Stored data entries
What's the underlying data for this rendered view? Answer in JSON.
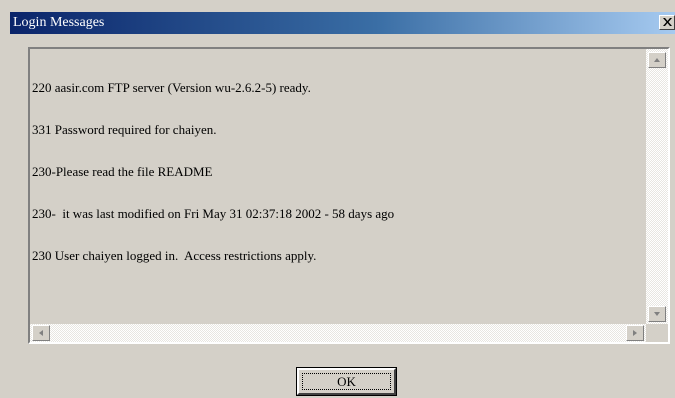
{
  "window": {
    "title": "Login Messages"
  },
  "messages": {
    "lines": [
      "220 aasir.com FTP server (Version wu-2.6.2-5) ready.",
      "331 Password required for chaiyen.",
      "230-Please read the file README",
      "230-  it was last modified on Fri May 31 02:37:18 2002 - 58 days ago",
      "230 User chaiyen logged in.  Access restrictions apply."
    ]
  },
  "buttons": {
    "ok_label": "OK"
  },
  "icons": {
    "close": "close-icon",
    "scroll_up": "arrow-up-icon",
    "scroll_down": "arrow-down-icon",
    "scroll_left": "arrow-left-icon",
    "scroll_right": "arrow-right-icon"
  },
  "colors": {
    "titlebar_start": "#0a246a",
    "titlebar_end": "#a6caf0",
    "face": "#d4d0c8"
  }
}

| WHAT YOU HAVE TO DO |
Copy the material above in full and exactly, skipping pictures.

| REPLY TO THE EXERCISE |
What's the underlying data for this rendered view? Answer in JSON.
{
  "window": {
    "title": "Login Messages"
  },
  "messages": {
    "lines": [
      "220 aasir.com FTP server (Version wu-2.6.2-5) ready.",
      "331 Password required for chaiyen.",
      "230-Please read the file README",
      "230-  it was last modified on Fri May 31 02:37:18 2002 - 58 days ago",
      "230 User chaiyen logged in.  Access restrictions apply."
    ]
  },
  "buttons": {
    "ok_label": "OK"
  },
  "icons": {
    "close": "close-icon",
    "scroll_up": "arrow-up-icon",
    "scroll_down": "arrow-down-icon",
    "scroll_left": "arrow-left-icon",
    "scroll_right": "arrow-right-icon"
  },
  "colors": {
    "titlebar_start": "#0a246a",
    "titlebar_end": "#a6caf0",
    "face": "#d4d0c8"
  }
}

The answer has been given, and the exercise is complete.